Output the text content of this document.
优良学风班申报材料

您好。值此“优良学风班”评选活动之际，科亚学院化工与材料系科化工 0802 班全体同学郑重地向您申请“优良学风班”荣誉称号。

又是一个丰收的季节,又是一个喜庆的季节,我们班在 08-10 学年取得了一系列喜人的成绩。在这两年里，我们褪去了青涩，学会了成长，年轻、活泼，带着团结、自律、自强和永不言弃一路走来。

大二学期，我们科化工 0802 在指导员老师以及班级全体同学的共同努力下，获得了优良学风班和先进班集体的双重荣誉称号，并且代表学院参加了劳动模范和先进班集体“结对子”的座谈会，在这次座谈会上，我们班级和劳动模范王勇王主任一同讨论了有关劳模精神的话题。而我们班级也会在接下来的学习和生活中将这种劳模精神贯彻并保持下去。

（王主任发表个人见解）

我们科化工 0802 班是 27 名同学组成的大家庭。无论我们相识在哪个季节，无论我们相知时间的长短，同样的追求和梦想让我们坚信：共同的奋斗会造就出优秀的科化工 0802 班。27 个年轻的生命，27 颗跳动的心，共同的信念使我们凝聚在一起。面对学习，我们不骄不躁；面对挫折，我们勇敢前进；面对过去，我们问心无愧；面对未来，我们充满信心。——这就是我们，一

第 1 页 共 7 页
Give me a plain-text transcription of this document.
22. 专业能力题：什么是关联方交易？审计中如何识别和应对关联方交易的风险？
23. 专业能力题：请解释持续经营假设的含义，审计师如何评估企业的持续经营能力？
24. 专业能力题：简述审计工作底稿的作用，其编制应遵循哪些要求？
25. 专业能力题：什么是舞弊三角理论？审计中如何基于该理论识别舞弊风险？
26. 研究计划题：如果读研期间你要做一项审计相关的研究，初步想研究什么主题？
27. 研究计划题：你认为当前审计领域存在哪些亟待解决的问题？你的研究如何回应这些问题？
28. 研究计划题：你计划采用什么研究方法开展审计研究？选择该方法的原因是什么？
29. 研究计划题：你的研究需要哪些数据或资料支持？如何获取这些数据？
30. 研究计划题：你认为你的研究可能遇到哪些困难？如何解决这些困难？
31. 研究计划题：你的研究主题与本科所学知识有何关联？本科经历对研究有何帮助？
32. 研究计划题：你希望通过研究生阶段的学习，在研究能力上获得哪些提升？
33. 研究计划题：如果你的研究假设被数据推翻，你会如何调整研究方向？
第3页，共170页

+---+

* [What you are asked to do]
Write out all the data again, exactly as it appears.

* [Reply]
Output the text content of this document.
优良学风班申报材料

您好。值此“优良学风班”评选活动之际，科亚学院化工与材料系科化工 0802 班全体同学郑重地向您申请“优良学风班”荣誉称号。

又是一个丰收的季节,又是一个喜庆的季节,我们班在 08-10 学年取得了一系列喜人的成绩。在这两年里，我们褪去了青涩，学会了成长，年轻、活泼，带着团结、自律、自强和永不言弃一路走来。

大二学期，我们科化工 0802 在指导员老师以及班级全体同学的共同努力下，获得了优良学风班和先进班集体的双重荣誉称号，并且代表学院参加了劳动模范和先进班集体“结对子”的座谈会，在这次座谈会上，我们班级和劳动模范王勇王主任一同讨论了有关劳模精神的话题。而我们班级也会在接下来的学习和生活中将这种劳模精神贯彻并保持下去。

（王主任发表个人见解）

我们科化工 0802 班是 27 名同学组成的大家庭。无论我们相识在哪个季节，无论我们相知时间的长短，同样的追求和梦想让我们坚信：共同的奋斗会造就出优秀的科化工 0802 班。27 个年轻的生命，27 颗跳动的心，共同的信念使我们凝聚在一起。面对学习，我们不骄不躁；面对挫折，我们勇敢前进；面对过去，我们问心无愧；面对未来，我们充满信心。——这就是我们，一

第 1 页 共 7 页
Give me a plain-text transcription of this document.
22. 专业能力题：什么是关联方交易？审计中如何识别和应对关联方交易的风险？
23. 专业能力题：请解释持续经营假设的含义，审计师如何评估企业的持续经营能力？
24. 专业能力题：简述审计工作底稿的作用，其编制应遵循哪些要求？
25. 专业能力题：什么是舞弊三角理论？审计中如何基于该理论识别舞弊风险？
26. 研究计划题：如果读研期间你要做一项审计相关的研究，初步想研究什么主题？
27. 研究计划题：你认为当前审计领域存在哪些亟待解决的问题？你的研究如何回应这些问题？
28. 研究计划题：你计划采用什么研究方法开展审计研究？选择该方法的原因是什么？
29. 研究计划题：你的研究需要哪些数据或资料支持？如何获取这些数据？
30. 研究计划题：你认为你的研究可能遇到哪些困难？如何解决这些困难？
31. 研究计划题：你的研究主题与本科所学知识有何关联？本科经历对研究有何帮助？
32. 研究计划题：你希望通过研究生阶段的学习，在研究能力上获得哪些提升？
33. 研究计划题：如果你的研究假设被数据推翻，你会如何调整研究方向？
第3页，共170页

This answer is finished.